• [WHAT THIS TASK INVOLVES]: Quote every line as written. Omit pictures.
-- Start of DATA IN THIS EXERCISE --
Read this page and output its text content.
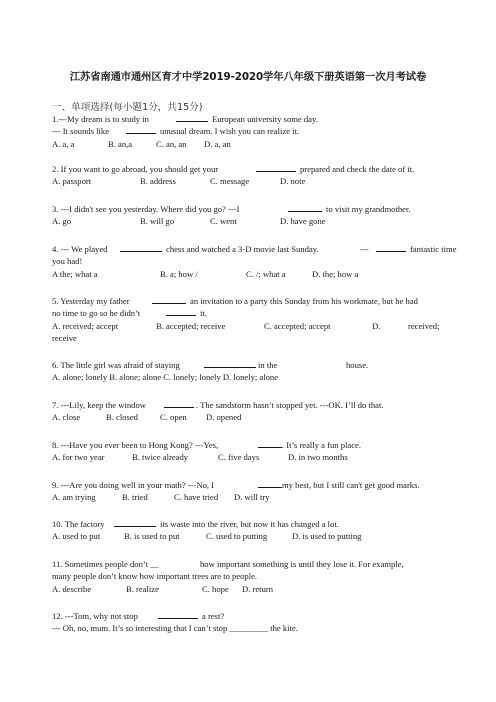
江苏省南通市通州区育才中学2019-2020学年八年级下册英语第一次月考试卷
一、单项选择(每小题1分，共15分)
1.---My dream is to study in	European university some day.
--- It sounds like	unusual dream. I wish you can realize it.
A. a, a	B. an,a	C. an, an D. a, an
2. If you want to go abroad, you should get your	prepared and check the date of it.
A. passport	B. address	C. message	D. note
3. ---I didn't see you yesterday. Where did you go? ---I	to visit my grandmother.
A. go	B. will go	C. went	D. have gone
4. --- We played	chess and watched a 3-D movie last Sunday.	---	fantastic time
you had!
A the; what a	B. a; how /	C. /; what a	D. the; how a
5. Yesterday my father	an invitation to a party this Sunday from his workmate, but he had
no time to go so he didn’t	it.
A. received; accept	B. accepted; receive	C. accepted; accept	D.	received;
receive
6. The little girl was afraid of staying	in the	house.
A. alone; lonely B. alone; alone C. lonely; lonely D. lonely; alone
7. ---Lily, keep the window	. The sandstorm hasn’t stopped yet. ---OK. I’ll do that.
A. close	B. closed	C. open D. opened
8. ---Have you ever been to Hong Kong? ---Yes,	. It’s really a fun place.
A. for two year	B. twice already	C. five days	D. in two months
9. ---Are you doing well in your math? ---No, I	my best, but I still can't get good marks.
A. am trying	B. tried	C. have tried D. will try
10. The factory	its waste into the river, but now it has changed a lot.
A. used to put	B. is used to put	C. used to putting	D. is used to putting
11. Sometimes people don’t __	how important something is until they lose it. For example,
many people don’t know how important trees are to people.
A. describe	B. realize	C. hope D. return
12. ---Tom, why not stop	a rest?
--- Oh, no, mum. It’s so interesting that I can’t stop _________ the kite.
-- End of DATA IN THIS EXERCISE --
• [FINAL RESULT]:
Read this page and output its text content.
江苏省南通市通州区育才中学2019-2020学年八年级下册英语第一次月考试卷
一、单项选择(每小题1分，共15分)
1.---My dream is to study in	European university some day.
--- It sounds like	unusual dream. I wish you can realize it.
A. a, a	B. an,a	C. an, an D. a, an
2. If you want to go abroad, you should get your	prepared and check the date of it.
A. passport	B. address	C. message	D. note
3. ---I didn't see you yesterday. Where did you go? ---I	to visit my grandmother.
A. go	B. will go	C. went	D. have gone
4. --- We played	chess and watched a 3-D movie last Sunday.	---	fantastic time
you had!
A the; what a	B. a; how /	C. /; what a	D. the; how a
5. Yesterday my father	an invitation to a party this Sunday from his workmate, but he had
no time to go so he didn’t	it.
A. received; accept	B. accepted; receive	C. accepted; accept	D.	received;
receive
6. The little girl was afraid of staying	in the	house.
A. alone; lonely B. alone; alone C. lonely; lonely D. lonely; alone
7. ---Lily, keep the window	. The sandstorm hasn’t stopped yet. ---OK. I’ll do that.
A. close	B. closed	C. open D. opened
8. ---Have you ever been to Hong Kong? ---Yes,	. It’s really a fun place.
A. for two year	B. twice already	C. five days	D. in two months
9. ---Are you doing well in your math? ---No, I	my best, but I still can't get good marks.
A. am trying	B. tried	C. have tried D. will try
10. The factory	its waste into the river, but now it has changed a lot.
A. used to put	B. is used to put	C. used to putting	D. is used to putting
11. Sometimes people don’t __	how important something is until they lose it. For example,
many people don’t know how important trees are to people.
A. describe	B. realize	C. hope D. return
12. ---Tom, why not stop	a rest?
--- Oh, no, mum. It’s so interesting that I can’t stop _________ the kite.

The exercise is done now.